Extract every line of the material that holds the string "title".

▶

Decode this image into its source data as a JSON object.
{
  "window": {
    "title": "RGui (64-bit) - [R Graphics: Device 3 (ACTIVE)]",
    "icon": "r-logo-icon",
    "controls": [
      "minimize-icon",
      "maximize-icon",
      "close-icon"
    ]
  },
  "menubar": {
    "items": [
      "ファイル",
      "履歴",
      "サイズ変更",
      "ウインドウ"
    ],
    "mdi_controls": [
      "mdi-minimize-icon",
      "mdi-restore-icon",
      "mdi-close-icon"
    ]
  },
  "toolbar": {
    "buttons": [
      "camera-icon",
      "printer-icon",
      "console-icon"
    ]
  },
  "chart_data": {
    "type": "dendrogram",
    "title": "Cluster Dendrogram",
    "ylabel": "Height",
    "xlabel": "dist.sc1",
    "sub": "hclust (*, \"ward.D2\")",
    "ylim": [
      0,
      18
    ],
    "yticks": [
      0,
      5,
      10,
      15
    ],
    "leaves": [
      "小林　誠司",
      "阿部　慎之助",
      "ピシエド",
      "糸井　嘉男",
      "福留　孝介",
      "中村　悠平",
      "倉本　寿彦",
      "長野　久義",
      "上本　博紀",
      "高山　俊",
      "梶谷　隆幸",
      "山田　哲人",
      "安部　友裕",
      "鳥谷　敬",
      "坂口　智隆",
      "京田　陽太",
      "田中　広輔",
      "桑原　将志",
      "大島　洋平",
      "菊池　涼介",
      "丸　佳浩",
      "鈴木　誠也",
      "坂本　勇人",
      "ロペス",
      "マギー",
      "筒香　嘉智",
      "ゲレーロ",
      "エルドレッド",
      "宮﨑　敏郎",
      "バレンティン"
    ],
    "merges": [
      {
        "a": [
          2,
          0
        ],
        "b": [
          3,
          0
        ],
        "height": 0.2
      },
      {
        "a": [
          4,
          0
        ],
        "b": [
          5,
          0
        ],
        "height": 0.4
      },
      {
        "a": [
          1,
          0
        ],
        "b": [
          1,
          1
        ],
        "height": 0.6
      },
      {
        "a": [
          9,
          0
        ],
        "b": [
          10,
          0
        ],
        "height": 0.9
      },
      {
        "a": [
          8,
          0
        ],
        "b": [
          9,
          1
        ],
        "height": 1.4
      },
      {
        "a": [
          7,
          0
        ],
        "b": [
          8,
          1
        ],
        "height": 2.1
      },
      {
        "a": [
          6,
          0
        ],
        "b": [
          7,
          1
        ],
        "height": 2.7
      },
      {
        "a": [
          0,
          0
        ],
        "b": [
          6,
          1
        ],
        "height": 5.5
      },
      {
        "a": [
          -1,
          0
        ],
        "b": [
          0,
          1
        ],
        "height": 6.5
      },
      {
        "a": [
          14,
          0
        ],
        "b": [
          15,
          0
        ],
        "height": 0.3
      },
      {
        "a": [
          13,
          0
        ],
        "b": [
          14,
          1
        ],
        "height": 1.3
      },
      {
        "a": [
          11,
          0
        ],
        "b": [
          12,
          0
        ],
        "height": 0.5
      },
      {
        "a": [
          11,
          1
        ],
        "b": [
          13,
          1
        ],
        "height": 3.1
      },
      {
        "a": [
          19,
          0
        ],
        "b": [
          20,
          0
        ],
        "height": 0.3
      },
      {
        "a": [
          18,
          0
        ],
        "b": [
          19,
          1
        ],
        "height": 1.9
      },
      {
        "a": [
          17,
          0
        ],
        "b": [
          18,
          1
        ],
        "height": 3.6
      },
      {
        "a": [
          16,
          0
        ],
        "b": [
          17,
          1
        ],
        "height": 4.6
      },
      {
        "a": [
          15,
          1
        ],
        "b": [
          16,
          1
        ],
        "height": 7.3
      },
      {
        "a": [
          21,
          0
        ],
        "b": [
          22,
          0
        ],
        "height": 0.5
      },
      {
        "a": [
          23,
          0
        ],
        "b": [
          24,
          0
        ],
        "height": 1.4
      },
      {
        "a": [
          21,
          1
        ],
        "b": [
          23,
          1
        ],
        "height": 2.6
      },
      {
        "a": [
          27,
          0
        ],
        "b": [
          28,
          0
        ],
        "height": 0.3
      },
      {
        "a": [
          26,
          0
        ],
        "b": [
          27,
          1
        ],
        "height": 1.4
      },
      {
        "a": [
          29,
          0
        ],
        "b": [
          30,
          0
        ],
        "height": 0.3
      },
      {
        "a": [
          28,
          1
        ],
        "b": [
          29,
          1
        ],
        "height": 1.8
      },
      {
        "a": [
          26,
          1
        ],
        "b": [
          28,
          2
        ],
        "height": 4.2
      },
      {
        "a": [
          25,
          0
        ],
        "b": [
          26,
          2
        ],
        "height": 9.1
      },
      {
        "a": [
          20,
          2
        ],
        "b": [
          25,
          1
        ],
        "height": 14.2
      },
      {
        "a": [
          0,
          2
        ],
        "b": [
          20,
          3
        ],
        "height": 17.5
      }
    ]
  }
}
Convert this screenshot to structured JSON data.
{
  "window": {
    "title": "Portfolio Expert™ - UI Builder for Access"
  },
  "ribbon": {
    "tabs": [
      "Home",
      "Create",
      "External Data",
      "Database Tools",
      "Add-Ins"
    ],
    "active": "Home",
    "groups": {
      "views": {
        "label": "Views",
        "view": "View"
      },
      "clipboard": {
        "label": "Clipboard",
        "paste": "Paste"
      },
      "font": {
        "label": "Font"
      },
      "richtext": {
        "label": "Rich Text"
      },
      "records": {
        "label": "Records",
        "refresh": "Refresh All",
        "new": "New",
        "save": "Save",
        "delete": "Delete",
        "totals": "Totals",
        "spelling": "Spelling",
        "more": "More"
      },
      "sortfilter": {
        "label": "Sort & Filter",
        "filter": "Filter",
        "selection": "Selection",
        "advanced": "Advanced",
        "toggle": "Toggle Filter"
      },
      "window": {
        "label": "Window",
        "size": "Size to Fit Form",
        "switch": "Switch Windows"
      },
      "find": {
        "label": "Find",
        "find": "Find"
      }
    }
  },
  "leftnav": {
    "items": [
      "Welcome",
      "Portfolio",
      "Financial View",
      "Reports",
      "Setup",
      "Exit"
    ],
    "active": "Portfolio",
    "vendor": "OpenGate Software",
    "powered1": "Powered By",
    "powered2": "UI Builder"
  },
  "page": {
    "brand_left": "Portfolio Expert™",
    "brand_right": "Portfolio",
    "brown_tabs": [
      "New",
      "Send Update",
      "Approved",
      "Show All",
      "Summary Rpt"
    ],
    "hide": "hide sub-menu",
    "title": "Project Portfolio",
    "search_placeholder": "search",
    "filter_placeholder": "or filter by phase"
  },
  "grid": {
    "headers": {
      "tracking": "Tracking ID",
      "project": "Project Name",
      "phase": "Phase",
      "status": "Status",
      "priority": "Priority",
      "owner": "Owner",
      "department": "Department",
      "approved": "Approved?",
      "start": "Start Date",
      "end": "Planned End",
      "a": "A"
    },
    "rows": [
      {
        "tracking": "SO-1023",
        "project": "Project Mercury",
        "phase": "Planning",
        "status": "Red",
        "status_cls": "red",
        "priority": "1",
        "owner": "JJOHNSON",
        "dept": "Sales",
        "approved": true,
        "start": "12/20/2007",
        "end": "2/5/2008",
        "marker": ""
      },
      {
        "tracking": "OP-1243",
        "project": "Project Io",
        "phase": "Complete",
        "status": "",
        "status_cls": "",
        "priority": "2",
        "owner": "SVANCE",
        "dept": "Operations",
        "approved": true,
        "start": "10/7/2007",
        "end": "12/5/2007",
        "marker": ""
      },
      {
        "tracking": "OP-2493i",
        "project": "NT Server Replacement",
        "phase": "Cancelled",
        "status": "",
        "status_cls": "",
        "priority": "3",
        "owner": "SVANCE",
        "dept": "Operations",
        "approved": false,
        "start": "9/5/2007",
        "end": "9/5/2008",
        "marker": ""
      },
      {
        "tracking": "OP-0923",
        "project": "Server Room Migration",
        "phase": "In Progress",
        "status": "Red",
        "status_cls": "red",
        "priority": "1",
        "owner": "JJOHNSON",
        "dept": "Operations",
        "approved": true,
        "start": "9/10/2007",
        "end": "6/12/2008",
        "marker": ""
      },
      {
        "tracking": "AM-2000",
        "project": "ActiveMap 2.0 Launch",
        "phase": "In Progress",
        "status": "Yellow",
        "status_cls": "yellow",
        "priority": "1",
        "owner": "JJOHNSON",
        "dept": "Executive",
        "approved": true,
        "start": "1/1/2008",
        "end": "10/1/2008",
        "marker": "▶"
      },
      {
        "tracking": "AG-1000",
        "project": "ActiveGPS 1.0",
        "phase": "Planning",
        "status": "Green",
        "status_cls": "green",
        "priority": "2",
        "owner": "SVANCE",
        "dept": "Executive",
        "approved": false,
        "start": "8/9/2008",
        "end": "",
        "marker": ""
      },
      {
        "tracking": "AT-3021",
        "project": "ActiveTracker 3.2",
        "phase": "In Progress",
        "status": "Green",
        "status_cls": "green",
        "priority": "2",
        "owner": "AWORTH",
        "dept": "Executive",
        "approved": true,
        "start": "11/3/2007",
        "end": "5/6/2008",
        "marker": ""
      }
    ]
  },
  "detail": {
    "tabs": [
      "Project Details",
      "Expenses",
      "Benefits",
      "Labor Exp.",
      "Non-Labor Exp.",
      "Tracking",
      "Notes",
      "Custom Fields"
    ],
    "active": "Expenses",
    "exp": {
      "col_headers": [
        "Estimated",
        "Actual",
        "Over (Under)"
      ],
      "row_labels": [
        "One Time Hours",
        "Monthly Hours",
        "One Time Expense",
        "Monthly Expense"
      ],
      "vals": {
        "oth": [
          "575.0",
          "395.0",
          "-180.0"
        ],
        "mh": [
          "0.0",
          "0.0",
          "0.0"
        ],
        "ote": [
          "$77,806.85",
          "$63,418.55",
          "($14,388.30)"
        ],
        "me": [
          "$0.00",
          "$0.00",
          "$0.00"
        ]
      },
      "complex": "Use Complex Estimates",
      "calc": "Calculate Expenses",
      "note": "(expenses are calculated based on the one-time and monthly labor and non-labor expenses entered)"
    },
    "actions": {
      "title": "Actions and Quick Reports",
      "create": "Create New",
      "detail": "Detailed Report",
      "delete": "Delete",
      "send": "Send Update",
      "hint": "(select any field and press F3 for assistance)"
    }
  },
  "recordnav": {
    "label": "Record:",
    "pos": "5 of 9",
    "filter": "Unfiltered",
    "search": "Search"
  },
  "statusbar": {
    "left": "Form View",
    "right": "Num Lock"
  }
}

◀

_RESPONSE TO THIS EXERCISE_
    "title": "RGui (64-bit) - [R Graphics: Device 3 (ACTIVE)]",
    "title": "Cluster Dendrogram",
    "title": "Portfolio Expert™ - UI Builder for Access"
    "title": "Project Portfolio",
      "title": "Actions and Quick Reports",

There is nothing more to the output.